- WORK INSTRUCTIONS -
Repeat the material exactly, leaving nothing out.

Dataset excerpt
....

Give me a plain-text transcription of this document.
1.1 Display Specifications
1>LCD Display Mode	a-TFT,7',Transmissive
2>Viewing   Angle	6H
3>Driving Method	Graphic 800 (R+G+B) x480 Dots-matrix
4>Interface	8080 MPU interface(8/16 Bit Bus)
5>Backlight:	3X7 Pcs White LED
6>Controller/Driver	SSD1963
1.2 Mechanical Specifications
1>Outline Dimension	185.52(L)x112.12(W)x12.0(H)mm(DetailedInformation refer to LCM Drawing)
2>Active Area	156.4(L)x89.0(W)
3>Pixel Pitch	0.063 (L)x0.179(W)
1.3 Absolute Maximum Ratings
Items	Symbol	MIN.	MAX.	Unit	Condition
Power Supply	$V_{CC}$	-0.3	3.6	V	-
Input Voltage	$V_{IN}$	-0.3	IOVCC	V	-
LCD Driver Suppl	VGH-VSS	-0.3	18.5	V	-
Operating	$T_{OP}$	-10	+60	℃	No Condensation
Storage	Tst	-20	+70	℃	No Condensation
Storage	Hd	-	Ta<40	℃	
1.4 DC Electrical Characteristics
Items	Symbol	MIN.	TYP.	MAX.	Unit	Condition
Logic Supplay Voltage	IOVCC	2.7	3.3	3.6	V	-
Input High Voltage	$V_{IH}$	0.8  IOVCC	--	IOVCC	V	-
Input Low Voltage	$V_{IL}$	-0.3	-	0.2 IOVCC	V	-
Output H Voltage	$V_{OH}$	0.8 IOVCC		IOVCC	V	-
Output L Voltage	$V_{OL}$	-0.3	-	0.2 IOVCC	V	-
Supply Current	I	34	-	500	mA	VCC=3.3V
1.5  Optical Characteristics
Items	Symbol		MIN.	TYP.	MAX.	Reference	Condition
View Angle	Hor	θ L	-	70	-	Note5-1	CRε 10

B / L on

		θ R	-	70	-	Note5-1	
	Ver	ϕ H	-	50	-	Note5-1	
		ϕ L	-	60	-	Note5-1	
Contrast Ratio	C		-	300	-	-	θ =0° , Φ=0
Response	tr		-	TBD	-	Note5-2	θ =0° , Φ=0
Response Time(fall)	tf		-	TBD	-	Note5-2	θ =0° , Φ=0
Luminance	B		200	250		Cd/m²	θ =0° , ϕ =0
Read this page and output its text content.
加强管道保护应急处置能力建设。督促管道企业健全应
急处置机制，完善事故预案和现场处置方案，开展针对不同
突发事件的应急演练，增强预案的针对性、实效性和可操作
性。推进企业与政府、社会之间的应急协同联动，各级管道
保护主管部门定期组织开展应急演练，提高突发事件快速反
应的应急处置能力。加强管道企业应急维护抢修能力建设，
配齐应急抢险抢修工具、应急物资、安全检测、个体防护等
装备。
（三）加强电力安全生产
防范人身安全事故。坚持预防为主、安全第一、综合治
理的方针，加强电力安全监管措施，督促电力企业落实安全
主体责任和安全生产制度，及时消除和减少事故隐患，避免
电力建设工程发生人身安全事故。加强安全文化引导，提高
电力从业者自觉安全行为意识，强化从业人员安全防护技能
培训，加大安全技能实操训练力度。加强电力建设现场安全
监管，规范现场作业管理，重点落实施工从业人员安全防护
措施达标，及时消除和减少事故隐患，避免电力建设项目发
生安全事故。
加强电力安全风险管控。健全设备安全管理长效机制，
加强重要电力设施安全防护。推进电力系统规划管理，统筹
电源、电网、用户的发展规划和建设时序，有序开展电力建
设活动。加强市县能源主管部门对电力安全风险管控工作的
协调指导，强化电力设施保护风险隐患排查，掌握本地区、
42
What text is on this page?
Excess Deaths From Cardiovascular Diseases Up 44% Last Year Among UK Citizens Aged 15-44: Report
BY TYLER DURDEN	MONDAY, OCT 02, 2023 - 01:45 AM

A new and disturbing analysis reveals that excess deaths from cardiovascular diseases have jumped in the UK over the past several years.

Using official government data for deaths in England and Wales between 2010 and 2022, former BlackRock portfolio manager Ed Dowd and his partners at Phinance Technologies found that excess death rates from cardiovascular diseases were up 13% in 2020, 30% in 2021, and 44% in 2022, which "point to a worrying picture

....

- COMPLETE RESPONSE -
Give me a plain-text transcription of this document.
1.1 Display Specifications
1>LCD Display Mode	a-TFT,7',Transmissive
2>Viewing   Angle	6H
3>Driving Method	Graphic 800 (R+G+B) x480 Dots-matrix
4>Interface	8080 MPU interface(8/16 Bit Bus)
5>Backlight:	3X7 Pcs White LED
6>Controller/Driver	SSD1963
1.2 Mechanical Specifications
1>Outline Dimension	185.52(L)x112.12(W)x12.0(H)mm(DetailedInformation refer to LCM Drawing)
2>Active Area	156.4(L)x89.0(W)
3>Pixel Pitch	0.063 (L)x0.179(W)
1.3 Absolute Maximum Ratings
Items	Symbol	MIN.	MAX.	Unit	Condition
Power Supply	$V_{CC}$	-0.3	3.6	V	-
Input Voltage	$V_{IN}$	-0.3	IOVCC	V	-
LCD Driver Suppl	VGH-VSS	-0.3	18.5	V	-
Operating	$T_{OP}$	-10	+60	℃	No Condensation
Storage	Tst	-20	+70	℃	No Condensation
Storage	Hd	-	Ta<40	℃	
1.4 DC Electrical Characteristics
Items	Symbol	MIN.	TYP.	MAX.	Unit	Condition
Logic Supplay Voltage	IOVCC	2.7	3.3	3.6	V	-
Input High Voltage	$V_{IH}$	0.8  IOVCC	--	IOVCC	V	-
Input Low Voltage	$V_{IL}$	-0.3	-	0.2 IOVCC	V	-
Output H Voltage	$V_{OH}$	0.8 IOVCC		IOVCC	V	-
Output L Voltage	$V_{OL}$	-0.3	-	0.2 IOVCC	V	-
Supply Current	I	34	-	500	mA	VCC=3.3V
1.5  Optical Characteristics
Items	Symbol		MIN.	TYP.	MAX.	Reference	Condition
View Angle	Hor	θ L	-	70	-	Note5-1	CRε 10

B / L on

		θ R	-	70	-	Note5-1	
	Ver	ϕ H	-	50	-	Note5-1	
		ϕ L	-	60	-	Note5-1	
Contrast Ratio	C		-	300	-	-	θ =0° , Φ=0
Response	tr		-	TBD	-	Note5-2	θ =0° , Φ=0
Response Time(fall)	tf		-	TBD	-	Note5-2	θ =0° , Φ=0
Luminance	B		200	250		Cd/m²	θ =0° , ϕ =0
Read this page and output its text content.
加强管道保护应急处置能力建设。督促管道企业健全应
急处置机制，完善事故预案和现场处置方案，开展针对不同
突发事件的应急演练，增强预案的针对性、实效性和可操作
性。推进企业与政府、社会之间的应急协同联动，各级管道
保护主管部门定期组织开展应急演练，提高突发事件快速反
应的应急处置能力。加强管道企业应急维护抢修能力建设，
配齐应急抢险抢修工具、应急物资、安全检测、个体防护等
装备。
（三）加强电力安全生产
防范人身安全事故。坚持预防为主、安全第一、综合治
理的方针，加强电力安全监管措施，督促电力企业落实安全
主体责任和安全生产制度，及时消除和减少事故隐患，避免
电力建设工程发生人身安全事故。加强安全文化引导，提高
电力从业者自觉安全行为意识，强化从业人员安全防护技能
培训，加大安全技能实操训练力度。加强电力建设现场安全
监管，规范现场作业管理，重点落实施工从业人员安全防护
措施达标，及时消除和减少事故隐患，避免电力建设项目发
生安全事故。
加强电力安全风险管控。健全设备安全管理长效机制，
加强重要电力设施安全防护。推进电力系统规划管理，统筹
电源、电网、用户的发展规划和建设时序，有序开展电力建
设活动。加强市县能源主管部门对电力安全风险管控工作的
协调指导，强化电力设施保护风险隐患排查，掌握本地区、
42
What text is on this page?
Excess Deaths From Cardiovascular Diseases Up 44% Last Year Among UK Citizens Aged 15-44: Report
BY TYLER DURDEN	MONDAY, OCT 02, 2023 - 01:45 AM

A new and disturbing analysis reveals that excess deaths from cardiovascular diseases have jumped in the UK over the past several years.

Using official government data for deaths in England and Wales between 2010 and 2022, former BlackRock portfolio manager Ed Dowd and his partners at Phinance Technologies found that excess death rates from cardiovascular diseases were up 13% in 2020, 30% in 2021, and 44% in 2022, which "point to a worrying picture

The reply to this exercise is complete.